Task input
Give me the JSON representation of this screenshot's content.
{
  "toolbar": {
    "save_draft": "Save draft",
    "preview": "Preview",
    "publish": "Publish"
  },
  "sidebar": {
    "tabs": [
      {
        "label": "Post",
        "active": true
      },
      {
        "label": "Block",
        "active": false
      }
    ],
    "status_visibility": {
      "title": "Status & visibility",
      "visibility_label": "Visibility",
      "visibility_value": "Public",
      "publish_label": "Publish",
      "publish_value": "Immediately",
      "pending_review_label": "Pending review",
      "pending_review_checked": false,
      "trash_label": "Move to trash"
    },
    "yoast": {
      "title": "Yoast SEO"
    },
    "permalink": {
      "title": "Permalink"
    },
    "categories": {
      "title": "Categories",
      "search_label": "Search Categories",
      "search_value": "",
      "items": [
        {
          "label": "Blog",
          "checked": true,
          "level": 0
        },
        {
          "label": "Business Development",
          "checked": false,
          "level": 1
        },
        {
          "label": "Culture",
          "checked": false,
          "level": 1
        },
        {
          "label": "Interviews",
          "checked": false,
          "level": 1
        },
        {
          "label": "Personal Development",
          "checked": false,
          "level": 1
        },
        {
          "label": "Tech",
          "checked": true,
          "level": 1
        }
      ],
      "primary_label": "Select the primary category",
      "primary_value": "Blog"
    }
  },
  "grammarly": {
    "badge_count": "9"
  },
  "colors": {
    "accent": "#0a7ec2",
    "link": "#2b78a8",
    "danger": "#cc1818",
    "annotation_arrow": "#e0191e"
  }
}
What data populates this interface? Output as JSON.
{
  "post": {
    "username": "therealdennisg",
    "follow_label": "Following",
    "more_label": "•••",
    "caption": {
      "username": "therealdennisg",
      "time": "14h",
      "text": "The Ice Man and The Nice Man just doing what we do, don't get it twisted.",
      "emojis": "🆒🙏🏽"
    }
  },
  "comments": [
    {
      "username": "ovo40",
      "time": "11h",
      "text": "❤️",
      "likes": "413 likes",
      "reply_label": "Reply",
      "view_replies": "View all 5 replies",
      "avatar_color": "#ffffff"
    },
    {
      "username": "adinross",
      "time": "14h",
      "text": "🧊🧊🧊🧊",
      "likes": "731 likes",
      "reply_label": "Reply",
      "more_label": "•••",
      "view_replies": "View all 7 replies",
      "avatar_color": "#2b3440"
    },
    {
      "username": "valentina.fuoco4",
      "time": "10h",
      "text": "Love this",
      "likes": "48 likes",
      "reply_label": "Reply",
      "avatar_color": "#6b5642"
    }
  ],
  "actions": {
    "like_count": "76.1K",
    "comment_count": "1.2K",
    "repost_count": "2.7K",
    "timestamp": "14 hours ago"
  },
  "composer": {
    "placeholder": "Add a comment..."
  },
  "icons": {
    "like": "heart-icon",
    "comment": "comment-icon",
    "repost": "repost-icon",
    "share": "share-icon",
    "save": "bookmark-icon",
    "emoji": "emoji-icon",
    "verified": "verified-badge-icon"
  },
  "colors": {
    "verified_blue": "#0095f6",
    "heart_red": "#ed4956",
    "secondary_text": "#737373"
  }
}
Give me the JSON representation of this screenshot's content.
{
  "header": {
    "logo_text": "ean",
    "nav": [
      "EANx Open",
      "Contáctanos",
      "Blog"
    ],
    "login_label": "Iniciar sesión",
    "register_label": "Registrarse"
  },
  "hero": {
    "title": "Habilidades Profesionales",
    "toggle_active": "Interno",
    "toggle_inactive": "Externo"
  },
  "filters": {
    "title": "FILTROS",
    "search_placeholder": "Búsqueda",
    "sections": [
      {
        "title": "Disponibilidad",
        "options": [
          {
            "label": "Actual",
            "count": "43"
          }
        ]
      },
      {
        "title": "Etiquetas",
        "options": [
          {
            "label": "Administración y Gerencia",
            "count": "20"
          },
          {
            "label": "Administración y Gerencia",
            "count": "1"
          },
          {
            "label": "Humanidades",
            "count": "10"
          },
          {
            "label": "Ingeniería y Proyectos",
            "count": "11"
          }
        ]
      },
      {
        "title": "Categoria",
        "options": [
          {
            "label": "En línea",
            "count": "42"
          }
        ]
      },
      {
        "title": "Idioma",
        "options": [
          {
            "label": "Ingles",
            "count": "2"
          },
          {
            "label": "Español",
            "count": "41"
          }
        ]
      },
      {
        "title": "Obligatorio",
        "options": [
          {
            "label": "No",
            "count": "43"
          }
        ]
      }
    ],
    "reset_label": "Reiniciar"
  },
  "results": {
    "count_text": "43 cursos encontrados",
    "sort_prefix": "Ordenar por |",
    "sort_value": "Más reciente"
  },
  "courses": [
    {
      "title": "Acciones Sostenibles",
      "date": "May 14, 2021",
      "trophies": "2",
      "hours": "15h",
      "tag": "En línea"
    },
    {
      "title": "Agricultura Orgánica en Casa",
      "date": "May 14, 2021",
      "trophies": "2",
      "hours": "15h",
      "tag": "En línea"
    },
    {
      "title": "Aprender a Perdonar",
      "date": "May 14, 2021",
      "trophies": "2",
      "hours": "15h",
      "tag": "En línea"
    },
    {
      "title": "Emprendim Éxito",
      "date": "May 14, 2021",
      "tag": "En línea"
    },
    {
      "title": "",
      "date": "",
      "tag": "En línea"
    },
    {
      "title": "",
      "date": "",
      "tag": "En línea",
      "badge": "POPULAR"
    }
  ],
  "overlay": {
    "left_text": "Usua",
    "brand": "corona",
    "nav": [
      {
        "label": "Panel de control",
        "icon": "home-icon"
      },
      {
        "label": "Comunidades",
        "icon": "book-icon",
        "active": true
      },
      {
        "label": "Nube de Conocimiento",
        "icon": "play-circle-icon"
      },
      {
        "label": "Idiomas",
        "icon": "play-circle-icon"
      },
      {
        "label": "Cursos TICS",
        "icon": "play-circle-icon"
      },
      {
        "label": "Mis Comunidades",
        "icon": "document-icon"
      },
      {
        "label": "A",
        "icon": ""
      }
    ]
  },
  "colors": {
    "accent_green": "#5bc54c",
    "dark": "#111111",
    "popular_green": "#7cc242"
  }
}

Work required
Extract every record and return it verbatim.

Output of the task
Give me the JSON representation of this screenshot's content.
{
  "toolbar": {
    "save_draft": "Save draft",
    "preview": "Preview",
    "publish": "Publish"
  },
  "sidebar": {
    "tabs": [
      {
        "label": "Post",
        "active": true
      },
      {
        "label": "Block",
        "active": false
      }
    ],
    "status_visibility": {
      "title": "Status & visibility",
      "visibility_label": "Visibility",
      "visibility_value": "Public",
      "publish_label": "Publish",
      "publish_value": "Immediately",
      "pending_review_label": "Pending review",
      "pending_review_checked": false,
      "trash_label": "Move to trash"
    },
    "yoast": {
      "title": "Yoast SEO"
    },
    "permalink": {
      "title": "Permalink"
    },
    "categories": {
      "title": "Categories",
      "search_label": "Search Categories",
      "search_value": "",
      "items": [
        {
          "label": "Blog",
          "checked": true,
          "level": 0
        },
        {
          "label": "Business Development",
          "checked": false,
          "level": 1
        },
        {
          "label": "Culture",
          "checked": false,
          "level": 1
        },
        {
          "label": "Interviews",
          "checked": false,
          "level": 1
        },
        {
          "label": "Personal Development",
          "checked": false,
          "level": 1
        },
        {
          "label": "Tech",
          "checked": true,
          "level": 1
        }
      ],
      "primary_label": "Select the primary category",
      "primary_value": "Blog"
    }
  },
  "grammarly": {
    "badge_count": "9"
  },
  "colors": {
    "accent": "#0a7ec2",
    "link": "#2b78a8",
    "danger": "#cc1818",
    "annotation_arrow": "#e0191e"
  }
}
What data populates this interface? Output as JSON.
{
  "post": {
    "username": "therealdennisg",
    "follow_label": "Following",
    "more_label": "•••",
    "caption": {
      "username": "therealdennisg",
      "time": "14h",
      "text": "The Ice Man and The Nice Man just doing what we do, don't get it twisted.",
      "emojis": "🆒🙏🏽"
    }
  },
  "comments": [
    {
      "username": "ovo40",
      "time": "11h",
      "text": "❤️",
      "likes": "413 likes",
      "reply_label": "Reply",
      "view_replies": "View all 5 replies",
      "avatar_color": "#ffffff"
    },
    {
      "username": "adinross",
      "time": "14h",
      "text": "🧊🧊🧊🧊",
      "likes": "731 likes",
      "reply_label": "Reply",
      "more_label": "•••",
      "view_replies": "View all 7 replies",
      "avatar_color": "#2b3440"
    },
    {
      "username": "valentina.fuoco4",
      "time": "10h",
      "text": "Love this",
      "likes": "48 likes",
      "reply_label": "Reply",
      "avatar_color": "#6b5642"
    }
  ],
  "actions": {
    "like_count": "76.1K",
    "comment_count": "1.2K",
    "repost_count": "2.7K",
    "timestamp": "14 hours ago"
  },
  "composer": {
    "placeholder": "Add a comment..."
  },
  "icons": {
    "like": "heart-icon",
    "comment": "comment-icon",
    "repost": "repost-icon",
    "share": "share-icon",
    "save": "bookmark-icon",
    "emoji": "emoji-icon",
    "verified": "verified-badge-icon"
  },
  "colors": {
    "verified_blue": "#0095f6",
    "heart_red": "#ed4956",
    "secondary_text": "#737373"
  }
}
Give me the JSON representation of this screenshot's content.
{
  "header": {
    "logo_text": "ean",
    "nav": [
      "EANx Open",
      "Contáctanos",
      "Blog"
    ],
    "login_label": "Iniciar sesión",
    "register_label": "Registrarse"
  },
  "hero": {
    "title": "Habilidades Profesionales",
    "toggle_active": "Interno",
    "toggle_inactive": "Externo"
  },
  "filters": {
    "title": "FILTROS",
    "search_placeholder": "Búsqueda",
    "sections": [
      {
        "title": "Disponibilidad",
        "options": [
          {
            "label": "Actual",
            "count": "43"
          }
        ]
      },
      {
        "title": "Etiquetas",
        "options": [
          {
            "label": "Administración y Gerencia",
            "count": "20"
          },
          {
            "label": "Administración y Gerencia",
            "count": "1"
          },
          {
            "label": "Humanidades",
            "count": "10"
          },
          {
            "label": "Ingeniería y Proyectos",
            "count": "11"
          }
        ]
      },
      {
        "title": "Categoria",
        "options": [
          {
            "label": "En línea",
            "count": "42"
          }
        ]
      },
      {
        "title": "Idioma",
        "options": [
          {
            "label": "Ingles",
            "count": "2"
          },
          {
            "label": "Español",
            "count": "41"
          }
        ]
      },
      {
        "title": "Obligatorio",
        "options": [
          {
            "label": "No",
            "count": "43"
          }
        ]
      }
    ],
    "reset_label": "Reiniciar"
  },
  "results": {
    "count_text": "43 cursos encontrados",
    "sort_prefix": "Ordenar por |",
    "sort_value": "Más reciente"
  },
  "courses": [
    {
      "title": "Acciones Sostenibles",
      "date": "May 14, 2021",
      "trophies": "2",
      "hours": "15h",
      "tag": "En línea"
    },
    {
      "title": "Agricultura Orgánica en Casa",
      "date": "May 14, 2021",
      "trophies": "2",
      "hours": "15h",
      "tag": "En línea"
    },
    {
      "title": "Aprender a Perdonar",
      "date": "May 14, 2021",
      "trophies": "2",
      "hours": "15h",
      "tag": "En línea"
    },
    {
      "title": "Emprendim Éxito",
      "date": "May 14, 2021",
      "tag": "En línea"
    },
    {
      "title": "",
      "date": "",
      "tag": "En línea"
    },
    {
      "title": "",
      "date": "",
      "tag": "En línea",
      "badge": "POPULAR"
    }
  ],
  "overlay": {
    "left_text": "Usua",
    "brand": "corona",
    "nav": [
      {
        "label": "Panel de control",
        "icon": "home-icon"
      },
      {
        "label": "Comunidades",
        "icon": "book-icon",
        "active": true
      },
      {
        "label": "Nube de Conocimiento",
        "icon": "play-circle-icon"
      },
      {
        "label": "Idiomas",
        "icon": "play-circle-icon"
      },
      {
        "label": "Cursos TICS",
        "icon": "play-circle-icon"
      },
      {
        "label": "Mis Comunidades",
        "icon": "document-icon"
      },
      {
        "label": "A",
        "icon": ""
      }
    ]
  },
  "colors": {
    "accent_green": "#5bc54c",
    "dark": "#111111",
    "popular_green": "#7cc242"
  }
}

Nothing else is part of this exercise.